Below are some entries. Copy each line that holds the string "title".

----------

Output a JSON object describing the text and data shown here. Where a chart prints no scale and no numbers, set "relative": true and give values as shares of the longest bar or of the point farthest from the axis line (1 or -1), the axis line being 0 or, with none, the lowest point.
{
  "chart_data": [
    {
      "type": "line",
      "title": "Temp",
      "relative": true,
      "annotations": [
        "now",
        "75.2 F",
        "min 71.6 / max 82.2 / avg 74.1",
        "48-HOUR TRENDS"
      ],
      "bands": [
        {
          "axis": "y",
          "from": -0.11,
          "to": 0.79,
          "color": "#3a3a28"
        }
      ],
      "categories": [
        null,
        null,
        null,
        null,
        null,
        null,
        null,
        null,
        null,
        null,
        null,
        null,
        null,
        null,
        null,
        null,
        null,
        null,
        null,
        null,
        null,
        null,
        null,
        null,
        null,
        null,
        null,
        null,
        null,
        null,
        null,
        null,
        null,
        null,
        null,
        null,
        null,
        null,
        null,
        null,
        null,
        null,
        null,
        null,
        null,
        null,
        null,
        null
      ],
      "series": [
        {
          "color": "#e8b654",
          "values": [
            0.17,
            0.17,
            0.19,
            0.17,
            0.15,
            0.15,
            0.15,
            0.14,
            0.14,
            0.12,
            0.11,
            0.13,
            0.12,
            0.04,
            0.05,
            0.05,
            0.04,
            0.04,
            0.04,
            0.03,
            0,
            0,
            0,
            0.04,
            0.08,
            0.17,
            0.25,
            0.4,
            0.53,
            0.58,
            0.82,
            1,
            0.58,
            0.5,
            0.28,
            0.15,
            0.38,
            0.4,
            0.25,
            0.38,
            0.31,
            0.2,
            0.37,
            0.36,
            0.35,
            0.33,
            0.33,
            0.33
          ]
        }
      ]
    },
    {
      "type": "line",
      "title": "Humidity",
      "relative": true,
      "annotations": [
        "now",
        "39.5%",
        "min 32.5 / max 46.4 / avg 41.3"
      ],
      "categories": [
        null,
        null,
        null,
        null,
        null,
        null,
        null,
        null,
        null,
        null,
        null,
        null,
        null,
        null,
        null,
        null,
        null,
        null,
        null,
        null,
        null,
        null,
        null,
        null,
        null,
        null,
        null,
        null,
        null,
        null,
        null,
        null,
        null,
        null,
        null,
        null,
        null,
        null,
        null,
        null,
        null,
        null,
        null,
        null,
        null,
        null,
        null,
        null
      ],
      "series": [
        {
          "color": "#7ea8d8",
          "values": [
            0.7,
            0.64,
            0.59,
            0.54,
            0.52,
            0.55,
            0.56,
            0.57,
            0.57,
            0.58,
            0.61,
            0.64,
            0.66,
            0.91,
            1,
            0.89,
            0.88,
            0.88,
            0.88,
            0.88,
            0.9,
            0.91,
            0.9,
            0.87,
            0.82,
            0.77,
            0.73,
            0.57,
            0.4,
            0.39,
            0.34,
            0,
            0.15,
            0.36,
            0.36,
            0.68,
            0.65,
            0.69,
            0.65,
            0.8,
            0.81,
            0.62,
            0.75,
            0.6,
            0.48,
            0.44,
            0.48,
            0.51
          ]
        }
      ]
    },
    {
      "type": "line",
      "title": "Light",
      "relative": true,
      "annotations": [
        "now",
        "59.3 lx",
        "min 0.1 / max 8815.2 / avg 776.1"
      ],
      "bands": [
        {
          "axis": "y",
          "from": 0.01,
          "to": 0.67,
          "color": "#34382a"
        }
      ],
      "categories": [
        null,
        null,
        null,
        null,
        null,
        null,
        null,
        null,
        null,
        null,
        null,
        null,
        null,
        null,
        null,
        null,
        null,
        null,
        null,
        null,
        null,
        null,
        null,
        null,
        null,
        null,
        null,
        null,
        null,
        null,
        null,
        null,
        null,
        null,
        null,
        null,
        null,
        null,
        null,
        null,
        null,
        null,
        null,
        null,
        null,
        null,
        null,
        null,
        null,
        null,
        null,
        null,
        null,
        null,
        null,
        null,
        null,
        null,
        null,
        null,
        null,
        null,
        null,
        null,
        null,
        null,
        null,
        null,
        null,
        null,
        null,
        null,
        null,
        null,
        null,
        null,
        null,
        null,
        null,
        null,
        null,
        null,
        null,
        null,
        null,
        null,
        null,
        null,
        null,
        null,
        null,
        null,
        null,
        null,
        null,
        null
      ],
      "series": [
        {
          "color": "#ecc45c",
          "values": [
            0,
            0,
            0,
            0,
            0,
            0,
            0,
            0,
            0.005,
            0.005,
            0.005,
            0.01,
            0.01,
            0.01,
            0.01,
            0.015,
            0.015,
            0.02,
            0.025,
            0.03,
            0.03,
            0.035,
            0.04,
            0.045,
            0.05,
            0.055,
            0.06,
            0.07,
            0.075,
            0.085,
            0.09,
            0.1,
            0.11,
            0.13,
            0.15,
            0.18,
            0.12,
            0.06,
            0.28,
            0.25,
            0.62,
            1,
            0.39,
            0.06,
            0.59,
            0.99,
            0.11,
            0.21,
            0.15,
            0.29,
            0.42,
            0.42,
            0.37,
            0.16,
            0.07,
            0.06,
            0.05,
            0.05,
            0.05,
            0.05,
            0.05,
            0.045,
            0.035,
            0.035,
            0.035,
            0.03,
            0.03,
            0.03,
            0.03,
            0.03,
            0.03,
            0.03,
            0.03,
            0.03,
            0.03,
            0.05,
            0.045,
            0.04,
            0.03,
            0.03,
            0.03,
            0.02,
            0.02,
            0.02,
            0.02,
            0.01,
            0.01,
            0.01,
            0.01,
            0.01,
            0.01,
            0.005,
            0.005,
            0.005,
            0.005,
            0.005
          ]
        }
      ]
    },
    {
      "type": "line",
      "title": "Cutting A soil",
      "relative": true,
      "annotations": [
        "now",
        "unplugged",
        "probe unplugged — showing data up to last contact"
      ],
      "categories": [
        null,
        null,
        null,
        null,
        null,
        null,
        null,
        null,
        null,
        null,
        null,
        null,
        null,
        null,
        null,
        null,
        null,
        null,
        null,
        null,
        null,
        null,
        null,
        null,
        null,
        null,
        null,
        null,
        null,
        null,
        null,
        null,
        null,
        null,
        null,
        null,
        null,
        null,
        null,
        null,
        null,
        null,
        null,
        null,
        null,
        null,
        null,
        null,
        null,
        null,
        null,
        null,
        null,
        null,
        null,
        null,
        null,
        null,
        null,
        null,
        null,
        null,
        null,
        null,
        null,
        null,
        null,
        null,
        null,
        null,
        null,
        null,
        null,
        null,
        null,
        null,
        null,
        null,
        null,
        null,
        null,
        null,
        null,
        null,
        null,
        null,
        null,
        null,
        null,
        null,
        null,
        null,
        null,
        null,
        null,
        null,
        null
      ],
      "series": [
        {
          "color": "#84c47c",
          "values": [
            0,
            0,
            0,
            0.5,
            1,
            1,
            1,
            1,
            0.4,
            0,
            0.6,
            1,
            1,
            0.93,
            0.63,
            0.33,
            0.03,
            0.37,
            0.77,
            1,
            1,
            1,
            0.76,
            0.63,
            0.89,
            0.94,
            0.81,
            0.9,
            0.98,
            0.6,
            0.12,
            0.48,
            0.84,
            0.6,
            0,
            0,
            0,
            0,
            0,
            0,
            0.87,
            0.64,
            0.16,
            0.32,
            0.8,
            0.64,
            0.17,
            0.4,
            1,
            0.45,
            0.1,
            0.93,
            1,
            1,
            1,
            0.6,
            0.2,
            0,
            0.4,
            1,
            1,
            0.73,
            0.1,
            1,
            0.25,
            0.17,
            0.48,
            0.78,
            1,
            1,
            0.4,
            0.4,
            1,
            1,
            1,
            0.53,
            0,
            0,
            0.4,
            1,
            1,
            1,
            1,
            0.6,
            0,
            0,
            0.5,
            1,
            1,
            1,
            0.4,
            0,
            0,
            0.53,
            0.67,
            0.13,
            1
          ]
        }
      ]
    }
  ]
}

----------

* [Task answer]:
      "title": "Temp",
      "title": "Humidity",
      "title": "Light",
      "title": "Cutting A soil",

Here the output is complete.